(Your instructions)
Write out every line below again word for word, leaving out the pictures.

(Provided entries)
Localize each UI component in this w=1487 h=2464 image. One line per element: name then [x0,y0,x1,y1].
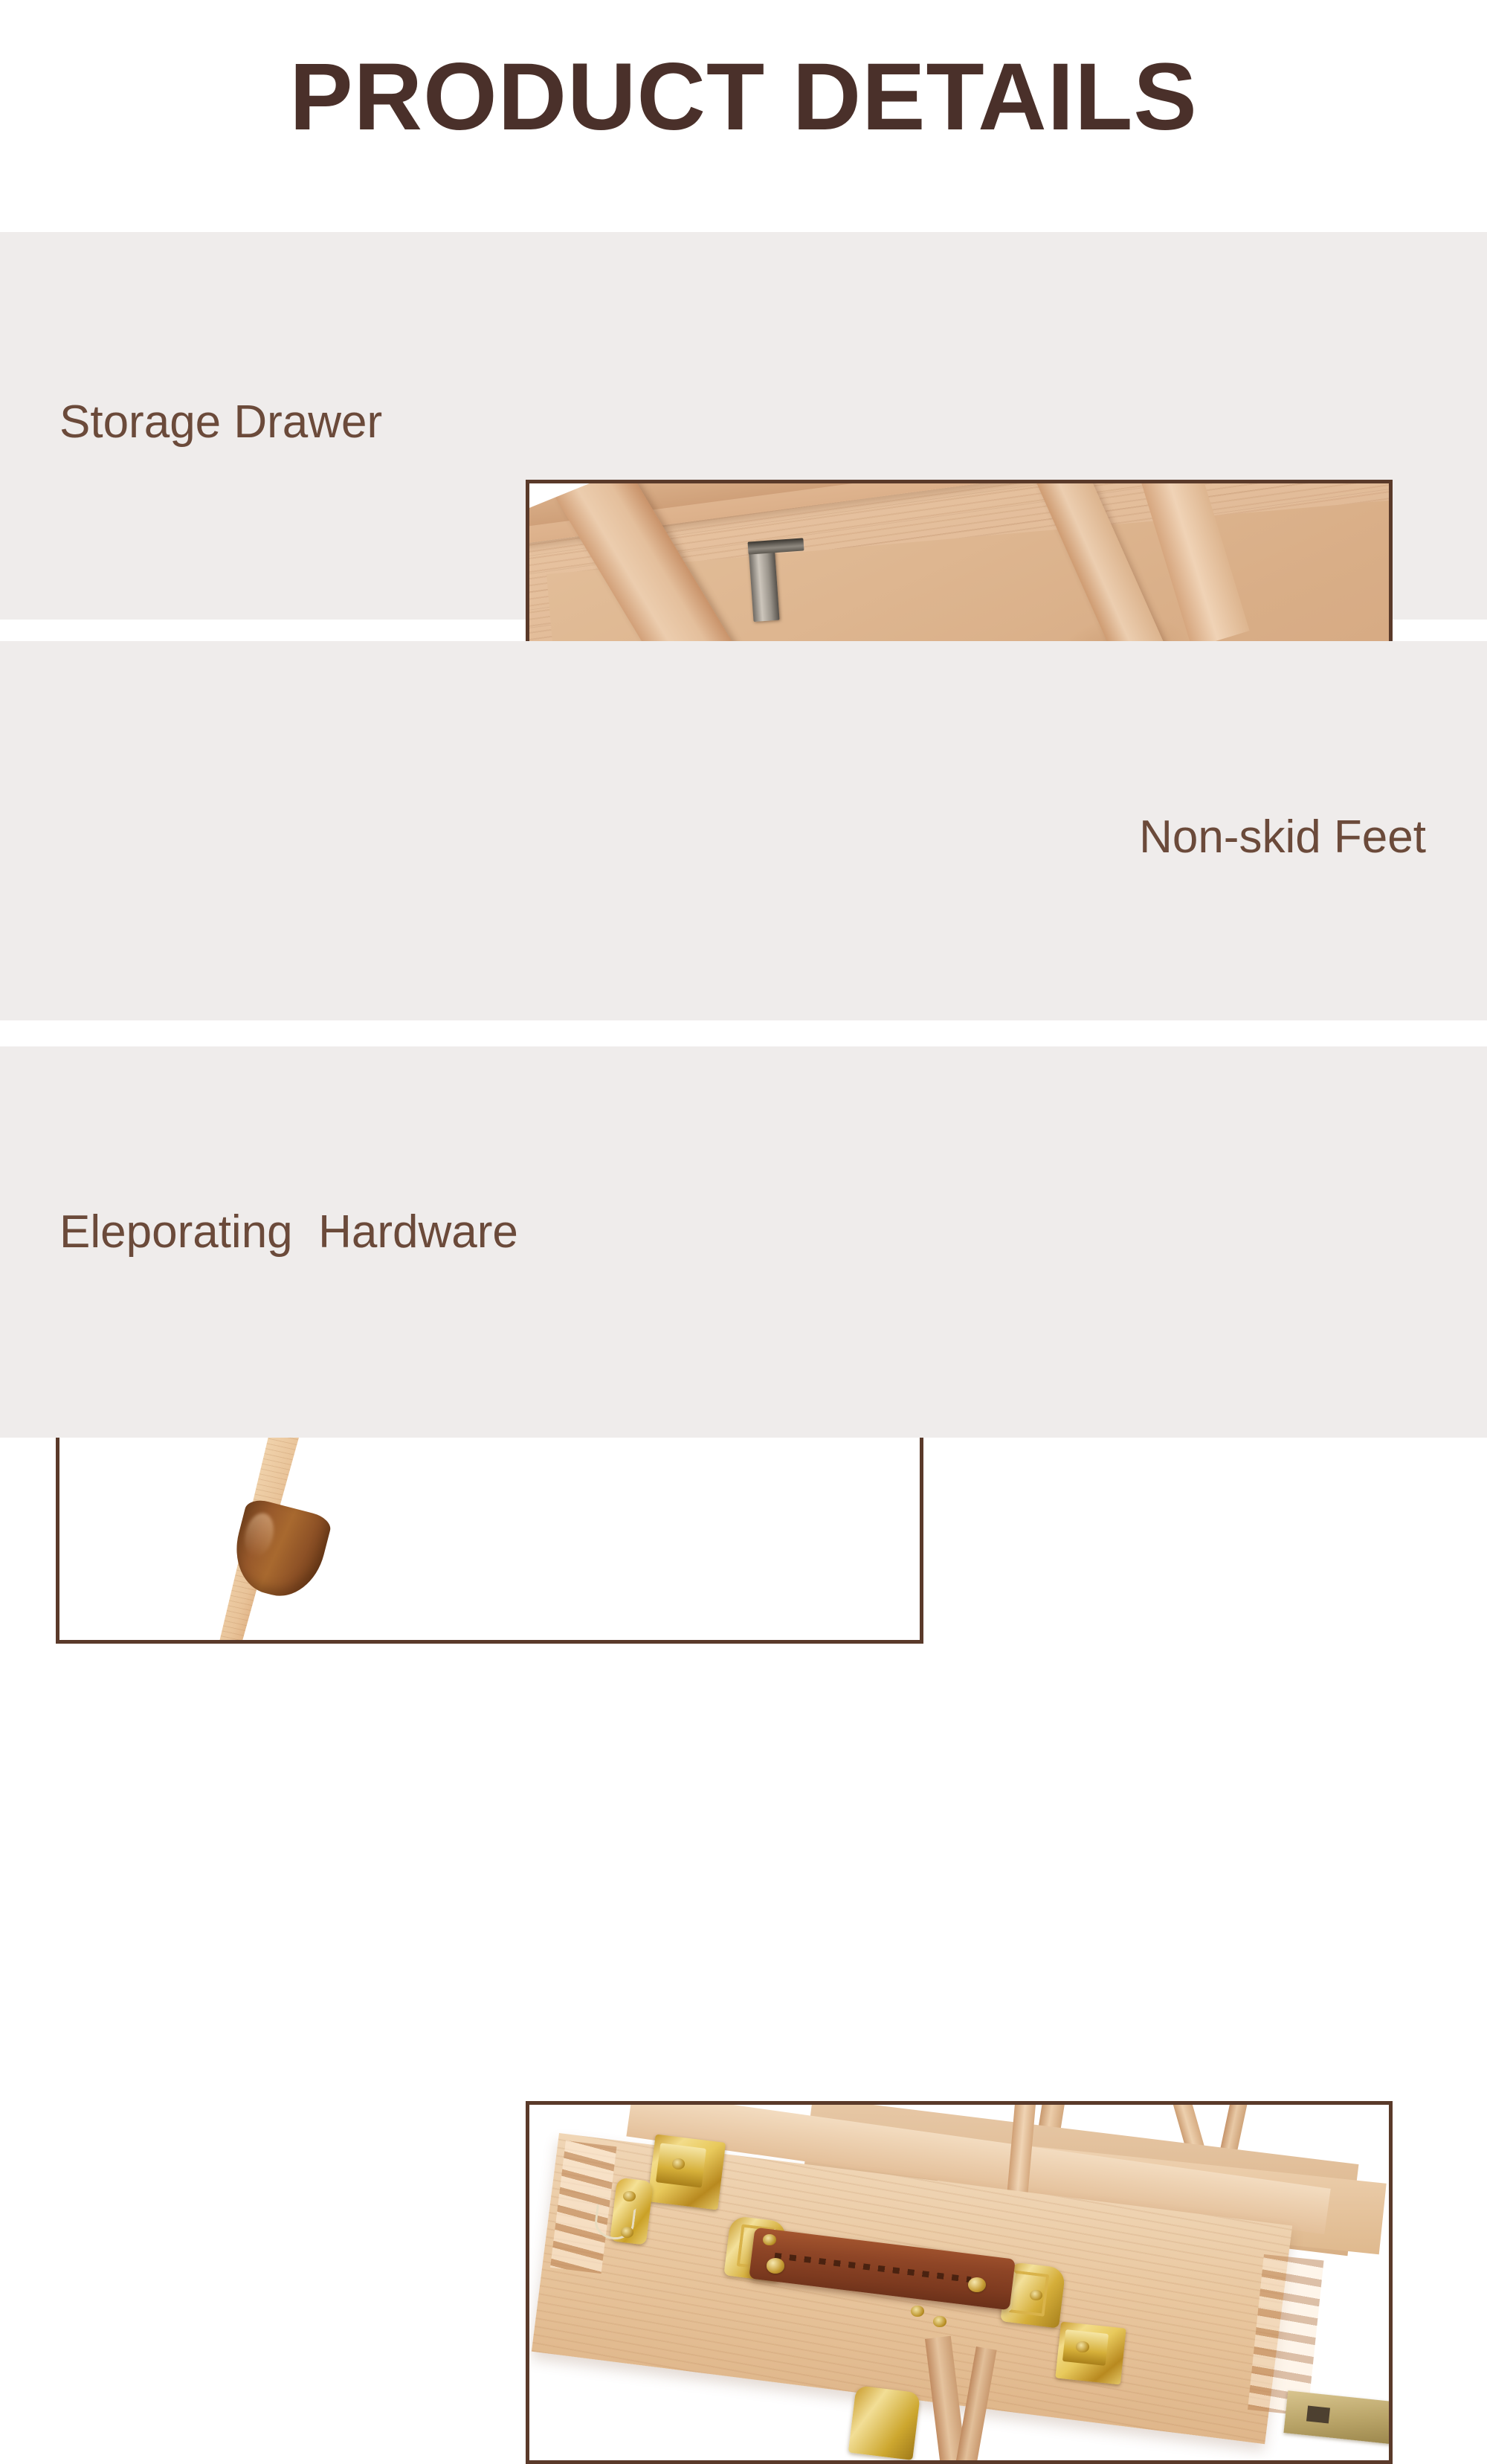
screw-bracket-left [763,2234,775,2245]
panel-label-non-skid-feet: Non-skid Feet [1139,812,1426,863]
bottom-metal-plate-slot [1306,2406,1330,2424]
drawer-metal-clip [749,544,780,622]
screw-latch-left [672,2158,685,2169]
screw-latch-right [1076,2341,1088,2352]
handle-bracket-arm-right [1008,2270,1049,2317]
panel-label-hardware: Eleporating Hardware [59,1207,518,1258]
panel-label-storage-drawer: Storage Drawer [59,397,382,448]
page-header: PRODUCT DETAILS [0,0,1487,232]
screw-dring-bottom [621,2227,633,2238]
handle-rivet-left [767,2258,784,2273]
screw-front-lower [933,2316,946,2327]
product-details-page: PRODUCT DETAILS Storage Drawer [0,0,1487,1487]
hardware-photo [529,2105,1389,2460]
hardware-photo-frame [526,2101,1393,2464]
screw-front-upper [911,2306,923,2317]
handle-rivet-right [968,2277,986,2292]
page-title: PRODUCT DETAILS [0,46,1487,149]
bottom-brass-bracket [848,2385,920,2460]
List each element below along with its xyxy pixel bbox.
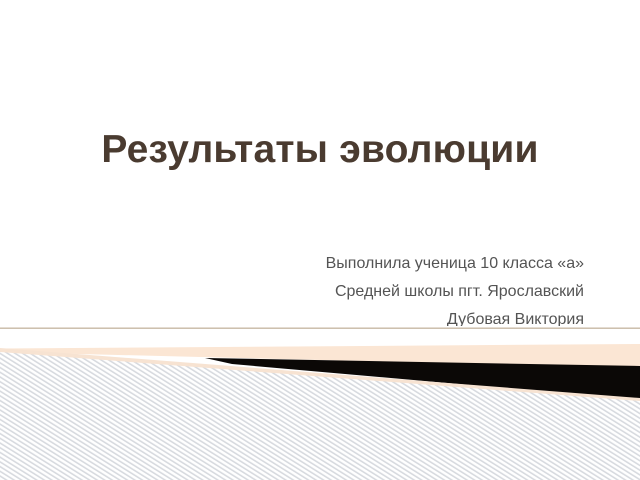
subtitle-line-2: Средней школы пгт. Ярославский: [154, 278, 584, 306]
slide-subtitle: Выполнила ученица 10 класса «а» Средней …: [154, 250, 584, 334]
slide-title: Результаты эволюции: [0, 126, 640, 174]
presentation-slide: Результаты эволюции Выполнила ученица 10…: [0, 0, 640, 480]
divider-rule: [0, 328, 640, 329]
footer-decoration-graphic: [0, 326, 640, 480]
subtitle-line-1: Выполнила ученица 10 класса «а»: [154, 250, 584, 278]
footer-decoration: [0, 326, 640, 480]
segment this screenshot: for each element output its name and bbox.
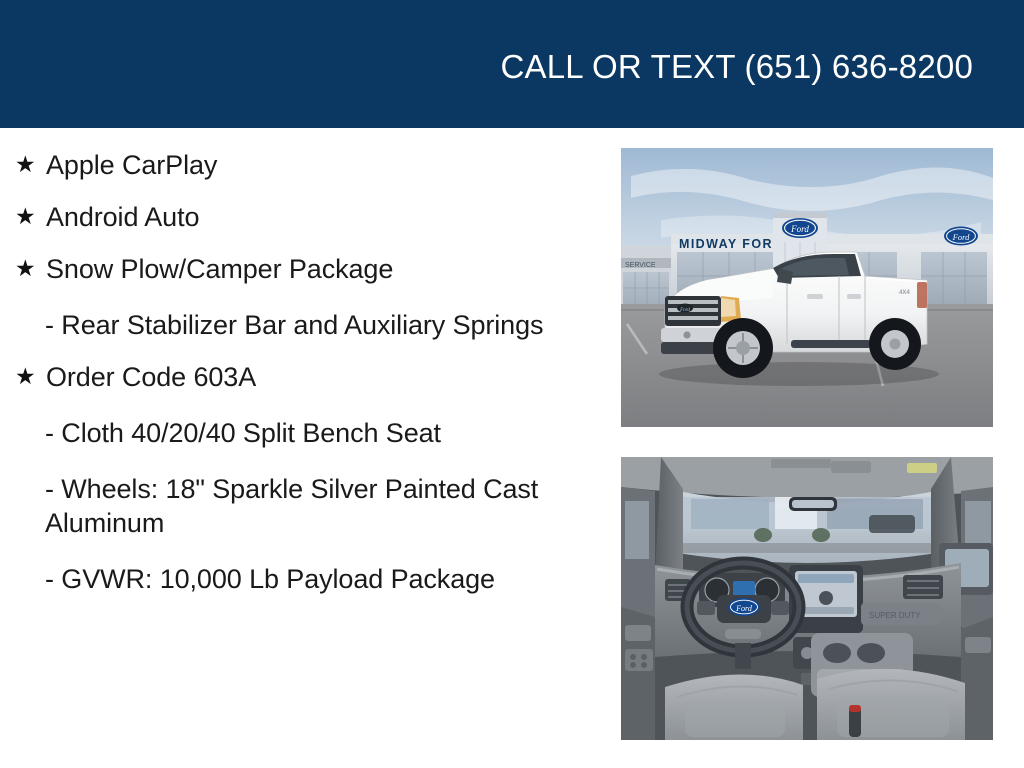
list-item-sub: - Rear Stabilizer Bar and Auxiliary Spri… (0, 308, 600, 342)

(Result)
Localize each UI component in this w=1487 h=2464 image. One line per element: name then [x0,y0,x1,y1].
screw-bracket-left [763,2234,775,2245]
panel-label-non-skid-feet: Non-skid Feet [1139,812,1426,863]
bottom-metal-plate-slot [1306,2406,1330,2424]
drawer-metal-clip [749,544,780,622]
screw-latch-left [672,2158,685,2169]
screw-latch-right [1076,2341,1088,2352]
handle-bracket-arm-right [1008,2270,1049,2317]
panel-label-hardware: Eleporating Hardware [59,1207,518,1258]
panel-label-storage-drawer: Storage Drawer [59,397,382,448]
page-header: PRODUCT DETAILS [0,0,1487,232]
screw-dring-bottom [621,2227,633,2238]
handle-rivet-left [767,2258,784,2273]
screw-front-lower [933,2316,946,2327]
product-details-page: PRODUCT DETAILS Storage Drawer [0,0,1487,1487]
hardware-photo [529,2105,1389,2460]
hardware-photo-frame [526,2101,1393,2464]
screw-front-upper [911,2306,923,2317]
handle-rivet-right [968,2277,986,2292]
page-title: PRODUCT DETAILS [0,46,1487,149]
bottom-brass-bracket [848,2385,920,2460]
List each element below along with its xyxy pixel bbox.
subtitle-line-2: Средней школы пгт. Ярославский: [154, 278, 584, 306]
slide-subtitle: Выполнила ученица 10 класса «а» Средней …: [154, 250, 584, 334]
slide-title: Результаты эволюции: [0, 126, 640, 174]
presentation-slide: Результаты эволюции Выполнила ученица 10…: [0, 0, 640, 480]
divider-rule: [0, 328, 640, 329]
footer-decoration-graphic: [0, 326, 640, 480]
subtitle-line-1: Выполнила ученица 10 класса «а»: [154, 250, 584, 278]
footer-decoration: [0, 326, 640, 480]
segment this screenshot: for each element output its name and bbox.
list-item-sub: - Rear Stabilizer Bar and Auxiliary Spri… (0, 308, 600, 342)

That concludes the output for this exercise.